--- begin ---

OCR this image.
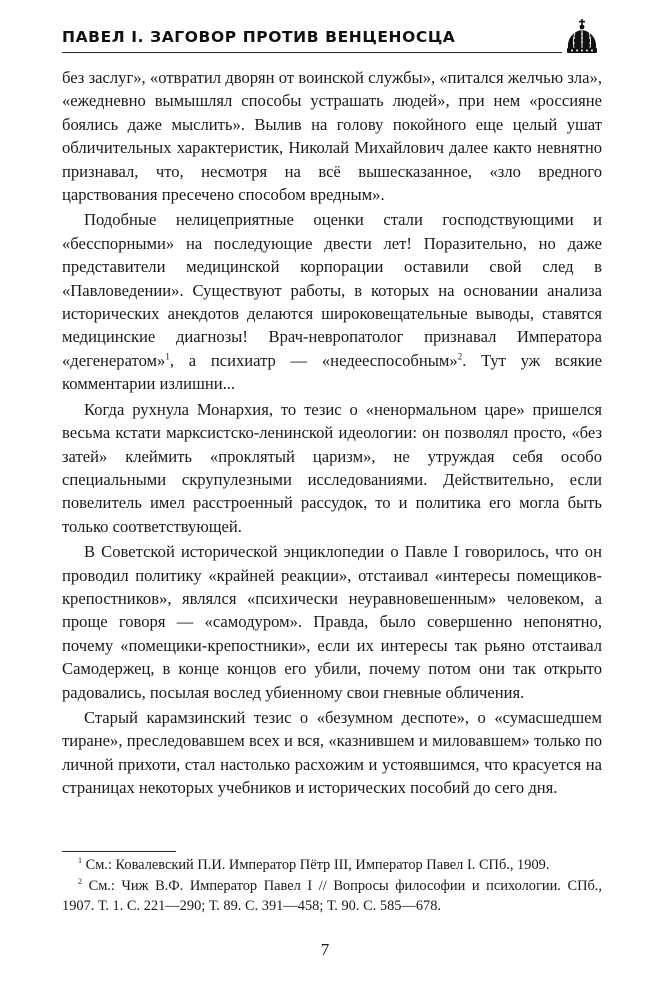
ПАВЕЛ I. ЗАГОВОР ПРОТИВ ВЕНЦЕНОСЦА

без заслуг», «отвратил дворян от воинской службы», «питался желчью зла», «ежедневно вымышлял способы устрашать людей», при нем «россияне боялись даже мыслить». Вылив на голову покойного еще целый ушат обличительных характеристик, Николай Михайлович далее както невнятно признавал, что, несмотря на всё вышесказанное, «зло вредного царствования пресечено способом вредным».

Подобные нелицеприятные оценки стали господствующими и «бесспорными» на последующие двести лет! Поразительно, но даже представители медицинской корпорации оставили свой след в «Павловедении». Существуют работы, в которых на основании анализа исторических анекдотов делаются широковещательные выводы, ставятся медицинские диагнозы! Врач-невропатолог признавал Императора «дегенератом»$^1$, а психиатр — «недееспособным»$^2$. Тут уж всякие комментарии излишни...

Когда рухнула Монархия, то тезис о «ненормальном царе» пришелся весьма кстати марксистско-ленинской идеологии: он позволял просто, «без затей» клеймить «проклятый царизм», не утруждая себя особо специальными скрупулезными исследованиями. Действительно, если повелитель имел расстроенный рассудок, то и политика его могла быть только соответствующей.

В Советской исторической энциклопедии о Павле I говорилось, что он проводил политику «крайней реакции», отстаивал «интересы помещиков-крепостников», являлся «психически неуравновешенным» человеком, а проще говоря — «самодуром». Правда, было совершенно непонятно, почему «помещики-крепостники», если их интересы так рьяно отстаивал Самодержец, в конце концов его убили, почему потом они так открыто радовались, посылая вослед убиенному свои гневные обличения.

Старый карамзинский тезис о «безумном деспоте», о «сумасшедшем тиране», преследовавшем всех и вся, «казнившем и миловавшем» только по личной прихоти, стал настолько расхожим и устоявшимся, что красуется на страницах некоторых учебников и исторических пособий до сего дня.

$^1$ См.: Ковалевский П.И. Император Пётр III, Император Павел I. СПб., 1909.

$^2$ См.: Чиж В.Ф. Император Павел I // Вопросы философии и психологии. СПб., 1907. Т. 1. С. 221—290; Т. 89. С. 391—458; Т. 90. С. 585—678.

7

--- end ---
--- begin ---

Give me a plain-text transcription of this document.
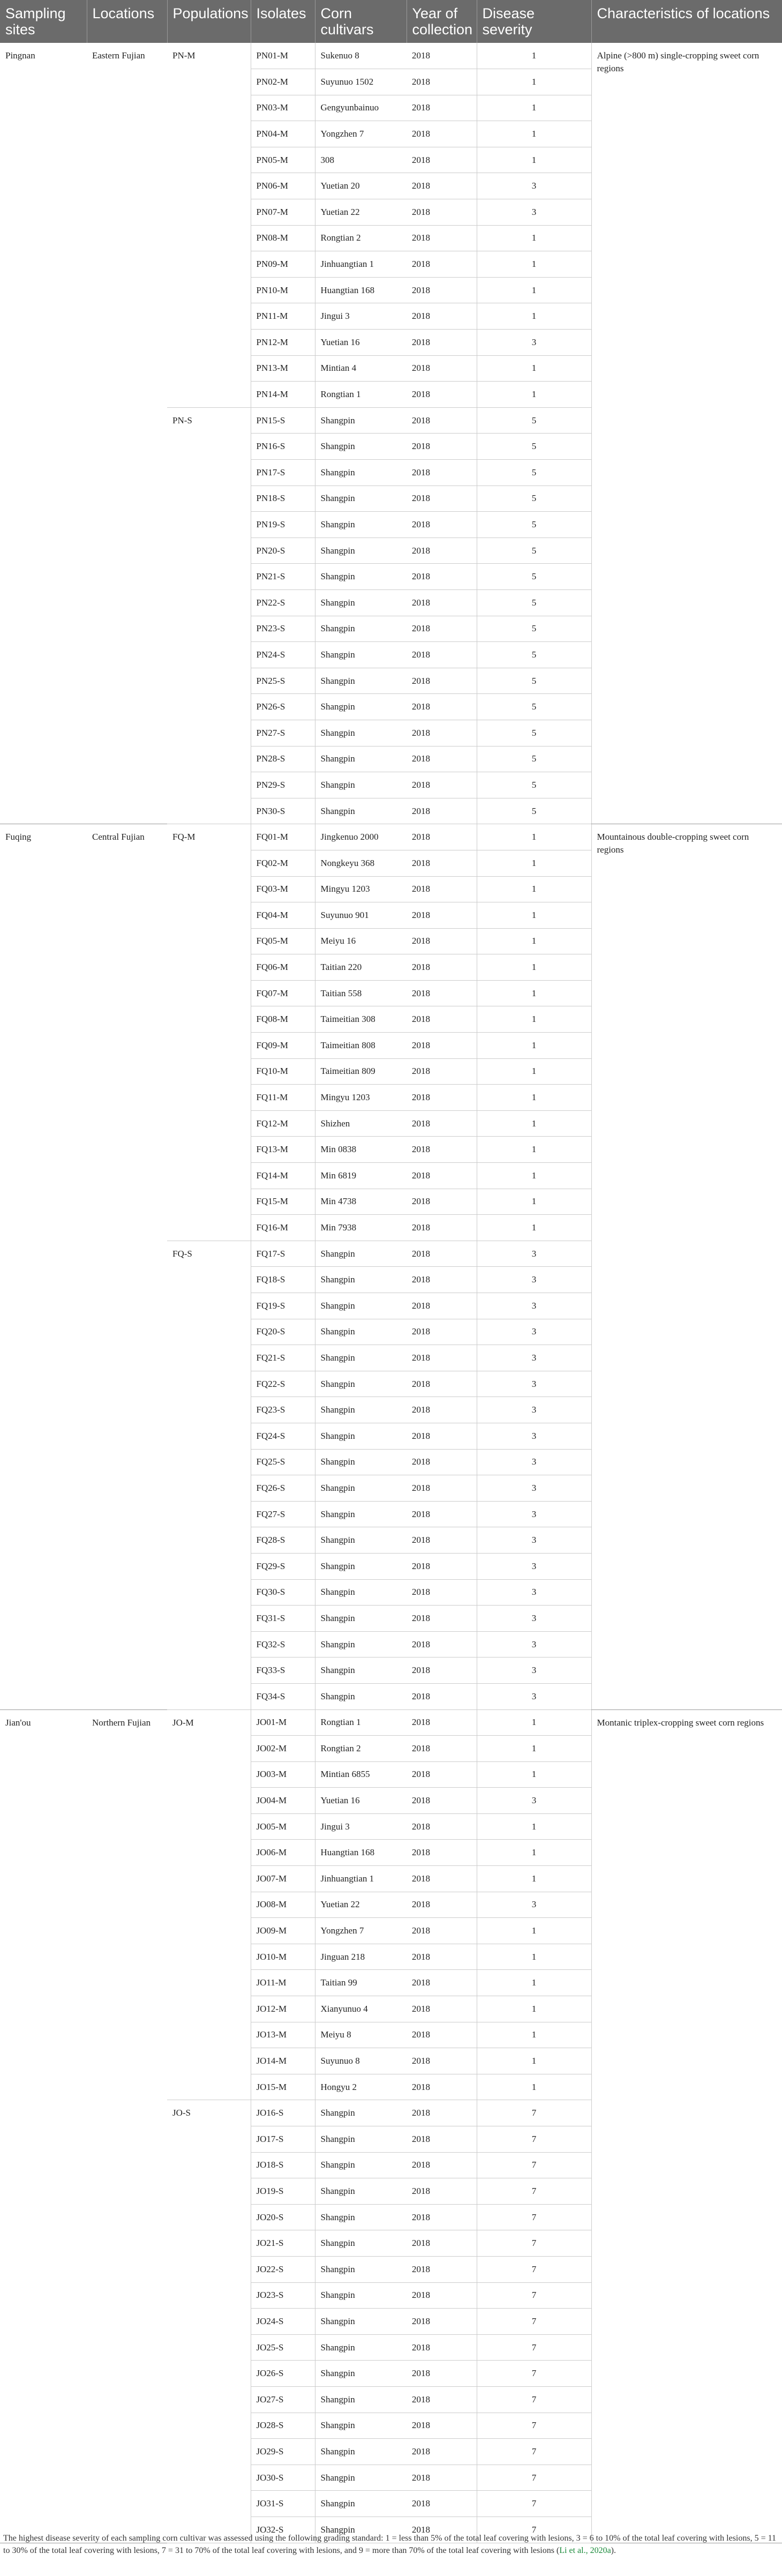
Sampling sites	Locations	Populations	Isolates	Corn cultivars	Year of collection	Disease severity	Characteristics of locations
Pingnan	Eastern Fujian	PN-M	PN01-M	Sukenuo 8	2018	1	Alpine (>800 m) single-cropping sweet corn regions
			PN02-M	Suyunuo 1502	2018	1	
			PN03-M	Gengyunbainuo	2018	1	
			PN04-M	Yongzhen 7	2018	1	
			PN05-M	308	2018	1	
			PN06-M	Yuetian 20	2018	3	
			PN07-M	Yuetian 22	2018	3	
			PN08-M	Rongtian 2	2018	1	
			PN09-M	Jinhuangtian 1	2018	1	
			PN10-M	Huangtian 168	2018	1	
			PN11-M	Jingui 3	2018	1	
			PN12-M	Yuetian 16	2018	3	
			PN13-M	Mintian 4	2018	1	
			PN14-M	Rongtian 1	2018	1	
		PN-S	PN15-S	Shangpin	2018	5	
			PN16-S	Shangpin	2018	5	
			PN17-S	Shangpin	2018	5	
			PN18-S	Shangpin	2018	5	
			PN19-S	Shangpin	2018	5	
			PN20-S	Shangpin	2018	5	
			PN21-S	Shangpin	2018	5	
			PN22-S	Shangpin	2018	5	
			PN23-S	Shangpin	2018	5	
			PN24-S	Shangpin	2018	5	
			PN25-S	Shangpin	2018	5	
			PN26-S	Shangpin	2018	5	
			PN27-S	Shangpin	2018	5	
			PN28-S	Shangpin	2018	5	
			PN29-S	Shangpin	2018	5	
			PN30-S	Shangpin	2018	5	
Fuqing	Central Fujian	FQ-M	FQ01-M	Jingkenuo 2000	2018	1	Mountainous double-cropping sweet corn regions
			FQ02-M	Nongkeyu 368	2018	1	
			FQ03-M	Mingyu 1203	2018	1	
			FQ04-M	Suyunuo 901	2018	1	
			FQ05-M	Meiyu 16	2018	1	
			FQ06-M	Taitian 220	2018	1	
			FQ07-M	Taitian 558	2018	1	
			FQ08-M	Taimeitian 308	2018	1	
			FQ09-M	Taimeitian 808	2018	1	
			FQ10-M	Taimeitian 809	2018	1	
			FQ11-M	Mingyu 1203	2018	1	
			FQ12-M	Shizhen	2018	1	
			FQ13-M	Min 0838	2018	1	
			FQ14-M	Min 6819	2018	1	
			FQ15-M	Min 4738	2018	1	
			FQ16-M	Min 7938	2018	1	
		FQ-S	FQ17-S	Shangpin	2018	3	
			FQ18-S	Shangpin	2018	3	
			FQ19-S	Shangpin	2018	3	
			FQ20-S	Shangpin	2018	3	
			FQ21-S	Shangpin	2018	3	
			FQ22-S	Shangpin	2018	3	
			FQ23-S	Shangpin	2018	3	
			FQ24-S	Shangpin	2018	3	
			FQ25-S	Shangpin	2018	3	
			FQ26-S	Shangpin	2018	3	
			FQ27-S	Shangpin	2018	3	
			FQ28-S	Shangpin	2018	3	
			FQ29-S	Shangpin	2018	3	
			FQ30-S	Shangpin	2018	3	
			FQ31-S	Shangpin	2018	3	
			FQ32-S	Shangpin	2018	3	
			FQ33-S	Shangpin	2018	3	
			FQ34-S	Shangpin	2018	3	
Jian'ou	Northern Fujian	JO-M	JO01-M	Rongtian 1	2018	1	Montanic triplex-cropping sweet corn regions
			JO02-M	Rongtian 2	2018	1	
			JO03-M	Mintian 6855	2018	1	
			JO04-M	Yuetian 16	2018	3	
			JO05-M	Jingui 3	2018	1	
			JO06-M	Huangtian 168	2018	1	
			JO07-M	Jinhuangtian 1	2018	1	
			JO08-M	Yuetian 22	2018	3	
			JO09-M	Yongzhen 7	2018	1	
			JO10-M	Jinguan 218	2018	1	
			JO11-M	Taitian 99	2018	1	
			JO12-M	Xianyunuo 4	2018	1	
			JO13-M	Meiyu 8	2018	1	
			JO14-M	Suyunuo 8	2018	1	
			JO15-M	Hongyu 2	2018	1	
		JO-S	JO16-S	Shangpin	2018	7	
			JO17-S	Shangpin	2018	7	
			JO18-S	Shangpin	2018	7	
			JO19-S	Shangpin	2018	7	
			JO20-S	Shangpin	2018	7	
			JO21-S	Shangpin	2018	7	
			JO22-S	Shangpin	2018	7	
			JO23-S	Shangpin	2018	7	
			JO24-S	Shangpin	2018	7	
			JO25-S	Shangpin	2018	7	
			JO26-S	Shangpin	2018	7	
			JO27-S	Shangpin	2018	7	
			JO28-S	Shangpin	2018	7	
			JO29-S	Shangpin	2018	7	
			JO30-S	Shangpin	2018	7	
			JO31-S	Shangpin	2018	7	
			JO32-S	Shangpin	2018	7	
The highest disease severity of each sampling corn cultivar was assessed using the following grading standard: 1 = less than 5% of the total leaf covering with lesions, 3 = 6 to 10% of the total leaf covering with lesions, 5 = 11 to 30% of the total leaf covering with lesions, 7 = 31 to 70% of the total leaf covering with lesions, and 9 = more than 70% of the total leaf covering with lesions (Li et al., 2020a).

--- end ---
--- begin ---

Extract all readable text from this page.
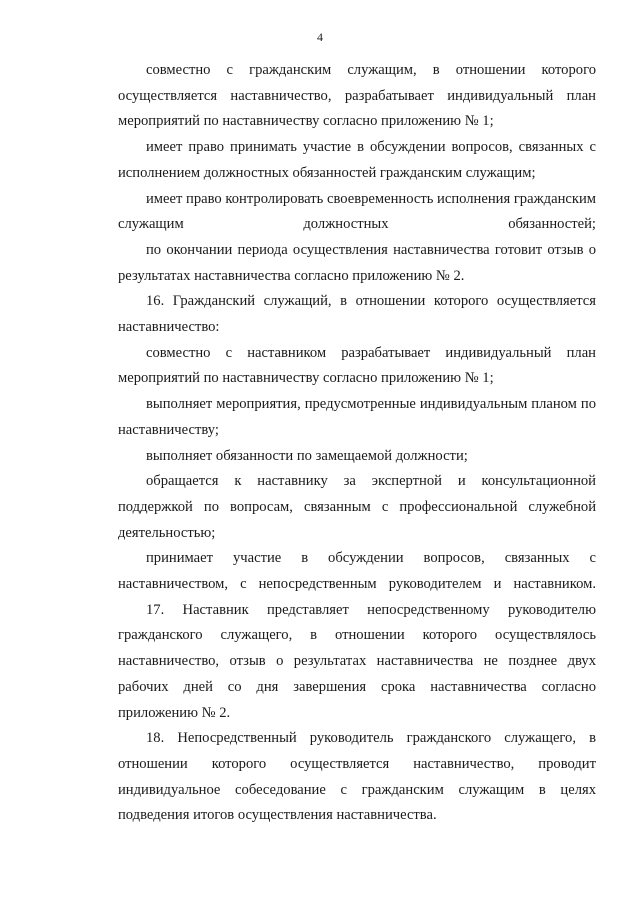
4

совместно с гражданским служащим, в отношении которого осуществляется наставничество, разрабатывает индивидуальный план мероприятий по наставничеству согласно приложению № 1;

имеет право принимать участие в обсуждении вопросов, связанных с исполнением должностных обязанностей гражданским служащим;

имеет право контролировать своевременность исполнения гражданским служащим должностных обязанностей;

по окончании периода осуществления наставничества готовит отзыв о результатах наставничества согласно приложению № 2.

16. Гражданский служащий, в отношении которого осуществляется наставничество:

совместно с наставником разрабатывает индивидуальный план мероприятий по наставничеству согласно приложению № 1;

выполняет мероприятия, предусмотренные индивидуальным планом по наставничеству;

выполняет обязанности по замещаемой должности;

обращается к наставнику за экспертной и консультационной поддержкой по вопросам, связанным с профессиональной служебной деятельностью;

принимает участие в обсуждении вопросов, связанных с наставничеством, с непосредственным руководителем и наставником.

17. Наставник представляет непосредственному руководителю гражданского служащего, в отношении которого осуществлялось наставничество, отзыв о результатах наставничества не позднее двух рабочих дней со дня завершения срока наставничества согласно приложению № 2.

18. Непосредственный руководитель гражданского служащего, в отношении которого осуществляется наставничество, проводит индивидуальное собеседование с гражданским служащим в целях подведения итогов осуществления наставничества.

--- end ---

Problem statement |
Which lines hold the string "severity"? Copy all of them from the data above.

Written answer |
Sampling sites	Locations	Populations	Isolates	Corn cultivars	Year of collection	Disease severity	Characteristics of locations
The highest disease severity of each sampling corn cultivar was assessed using the following grading standard: 1 = less than 5% of the total leaf covering with lesions, 3 = 6 to 10% of the total leaf covering with lesions, 5 = 11 to 30% of the total leaf covering with lesions, 7 = 31 to 70% of the total leaf covering with lesions, and 9 = more than 70% of the total leaf covering with lesions (Li et al., 2020a).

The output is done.